Are you able to quote each entry exactly as written?

----- Supplied records

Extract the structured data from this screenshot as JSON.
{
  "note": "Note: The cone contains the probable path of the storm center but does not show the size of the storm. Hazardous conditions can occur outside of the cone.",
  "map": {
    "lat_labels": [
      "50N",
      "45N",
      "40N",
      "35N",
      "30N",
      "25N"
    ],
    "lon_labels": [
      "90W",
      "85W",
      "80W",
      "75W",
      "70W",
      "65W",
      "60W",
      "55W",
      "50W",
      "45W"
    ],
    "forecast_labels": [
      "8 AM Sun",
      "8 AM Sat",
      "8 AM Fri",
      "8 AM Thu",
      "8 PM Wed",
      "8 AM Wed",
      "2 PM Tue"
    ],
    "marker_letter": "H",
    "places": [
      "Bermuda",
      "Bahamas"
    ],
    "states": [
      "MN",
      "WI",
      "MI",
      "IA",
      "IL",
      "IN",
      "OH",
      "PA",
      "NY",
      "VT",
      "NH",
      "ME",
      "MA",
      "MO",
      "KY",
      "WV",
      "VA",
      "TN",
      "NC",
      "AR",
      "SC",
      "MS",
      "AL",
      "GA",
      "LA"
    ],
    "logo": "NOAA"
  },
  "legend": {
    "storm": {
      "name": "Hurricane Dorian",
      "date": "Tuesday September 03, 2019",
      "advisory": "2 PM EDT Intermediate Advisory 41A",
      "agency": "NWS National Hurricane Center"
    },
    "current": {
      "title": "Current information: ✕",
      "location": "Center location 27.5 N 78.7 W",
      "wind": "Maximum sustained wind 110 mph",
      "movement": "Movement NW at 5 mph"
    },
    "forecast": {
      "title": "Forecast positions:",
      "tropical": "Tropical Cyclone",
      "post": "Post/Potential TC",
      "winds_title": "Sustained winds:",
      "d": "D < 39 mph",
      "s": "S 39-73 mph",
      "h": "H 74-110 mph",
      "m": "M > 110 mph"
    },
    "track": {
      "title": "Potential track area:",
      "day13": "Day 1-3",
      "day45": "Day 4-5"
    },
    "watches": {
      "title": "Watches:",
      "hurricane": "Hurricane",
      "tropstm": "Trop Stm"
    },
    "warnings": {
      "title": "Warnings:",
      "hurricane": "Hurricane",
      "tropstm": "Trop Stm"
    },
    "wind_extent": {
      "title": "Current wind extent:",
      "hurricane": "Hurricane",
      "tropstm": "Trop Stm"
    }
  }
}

----------

#### Complete answer
Extract the structured data from this screenshot as JSON.
{
  "note": "Note: The cone contains the probable path of the storm center but does not show the size of the storm. Hazardous conditions can occur outside of the cone.",
  "map": {
    "lat_labels": [
      "50N",
      "45N",
      "40N",
      "35N",
      "30N",
      "25N"
    ],
    "lon_labels": [
      "90W",
      "85W",
      "80W",
      "75W",
      "70W",
      "65W",
      "60W",
      "55W",
      "50W",
      "45W"
    ],
    "forecast_labels": [
      "8 AM Sun",
      "8 AM Sat",
      "8 AM Fri",
      "8 AM Thu",
      "8 PM Wed",
      "8 AM Wed",
      "2 PM Tue"
    ],
    "marker_letter": "H",
    "places": [
      "Bermuda",
      "Bahamas"
    ],
    "states": [
      "MN",
      "WI",
      "MI",
      "IA",
      "IL",
      "IN",
      "OH",
      "PA",
      "NY",
      "VT",
      "NH",
      "ME",
      "MA",
      "MO",
      "KY",
      "WV",
      "VA",
      "TN",
      "NC",
      "AR",
      "SC",
      "MS",
      "AL",
      "GA",
      "LA"
    ],
    "logo": "NOAA"
  },
  "legend": {
    "storm": {
      "name": "Hurricane Dorian",
      "date": "Tuesday September 03, 2019",
      "advisory": "2 PM EDT Intermediate Advisory 41A",
      "agency": "NWS National Hurricane Center"
    },
    "current": {
      "title": "Current information: ✕",
      "location": "Center location 27.5 N 78.7 W",
      "wind": "Maximum sustained wind 110 mph",
      "movement": "Movement NW at 5 mph"
    },
    "forecast": {
      "title": "Forecast positions:",
      "tropical": "Tropical Cyclone",
      "post": "Post/Potential TC",
      "winds_title": "Sustained winds:",
      "d": "D < 39 mph",
      "s": "S 39-73 mph",
      "h": "H 74-110 mph",
      "m": "M > 110 mph"
    },
    "track": {
      "title": "Potential track area:",
      "day13": "Day 1-3",
      "day45": "Day 4-5"
    },
    "watches": {
      "title": "Watches:",
      "hurricane": "Hurricane",
      "tropstm": "Trop Stm"
    },
    "warnings": {
      "title": "Warnings:",
      "hurricane": "Hurricane",
      "tropstm": "Trop Stm"
    },
    "wind_extent": {
      "title": "Current wind extent:",
      "hurricane": "Hurricane",
      "tropstm": "Trop Stm"
    }
  }
}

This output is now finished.